*GIVEN REQUEST:*
Hunt for the word "data" across the entries below, copying each line that holds it.

*RECORD LIST:*

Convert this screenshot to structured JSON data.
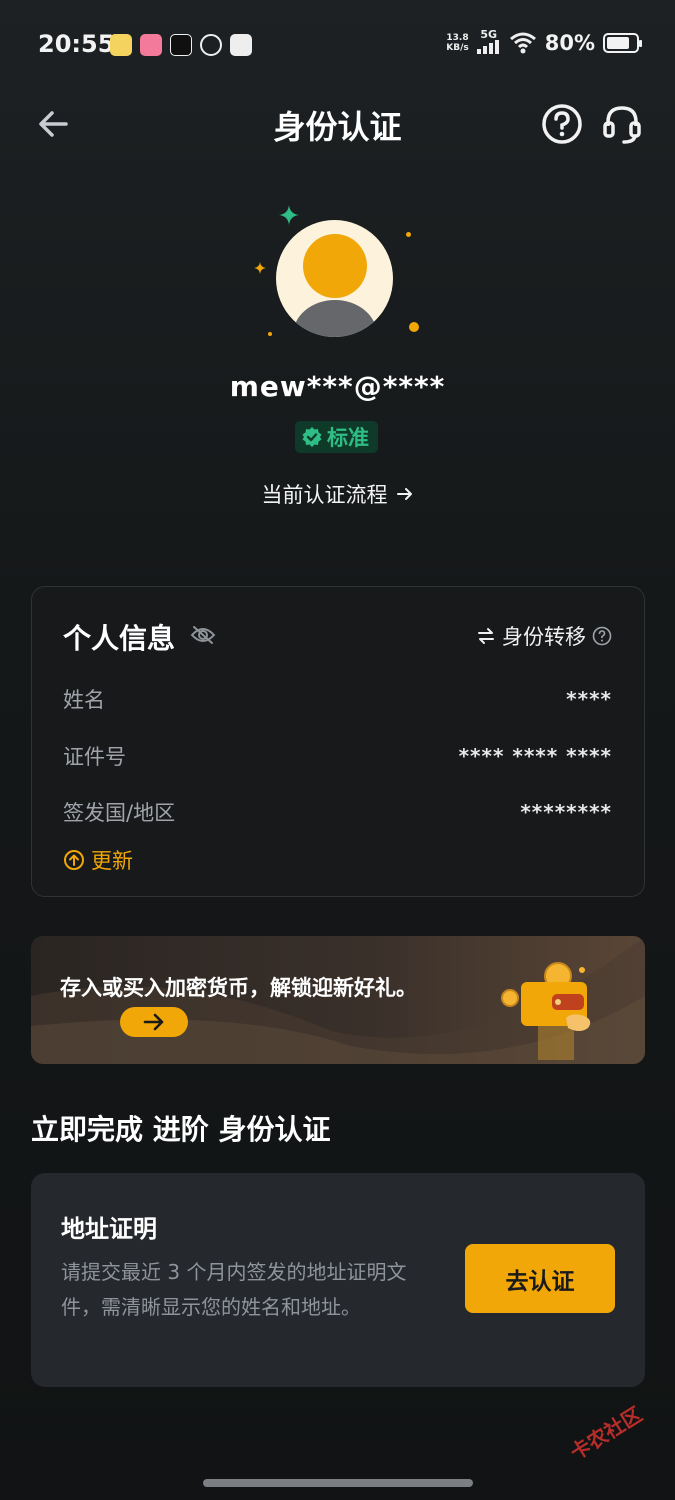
{
  "status_bar": {
    "time": "20:55",
    "net_speed": "13.8",
    "net_unit": "KB/s",
    "network": "5G",
    "battery": "80%",
    "battery_level": 0.8,
    "app_icons": [
      "notes-icon",
      "bilibili-icon",
      "capcut-icon",
      "weibo-icon",
      "taobao-icon"
    ]
  },
  "header": {
    "title": "身份认证",
    "icons": [
      "back-arrow-icon",
      "help-icon",
      "headset-icon"
    ]
  },
  "profile": {
    "username": "mew***@****",
    "badge": "标准",
    "flow_link": "当前认证流程"
  },
  "personal_info": {
    "title": "个人信息",
    "transfer_label": "身份转移",
    "rows": [
      {
        "label": "姓名",
        "value": "****"
      },
      {
        "label": "证件号",
        "value": "**** **** ****"
      },
      {
        "label": "签发国/地区",
        "value": "********"
      }
    ],
    "update_label": "更新"
  },
  "promo": {
    "text": "存入或买入加密货币，解锁迎新好礼。"
  },
  "advanced": {
    "section_title": "立即完成 进阶 身份认证",
    "card_title": "地址证明",
    "card_desc": "请提交最近 3 个月内签发的地址证明文件，需清晰显示您的姓名和地址。",
    "button_label": "去认证"
  },
  "colors": {
    "accent": "#f0a707",
    "success": "#2ebd85",
    "background": "#151819"
  }
}
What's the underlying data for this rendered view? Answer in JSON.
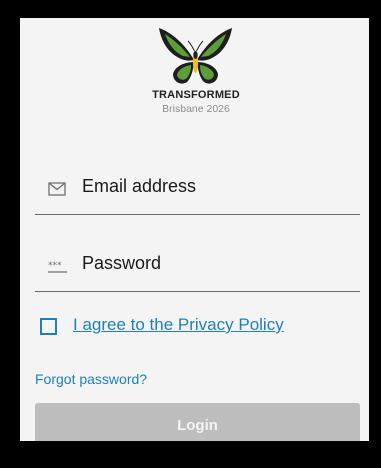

*EXPECTED ANSWER:*
Convert this screenshot to structured JSON data.
What's the underlying data for this rendered view? Answer in JSON.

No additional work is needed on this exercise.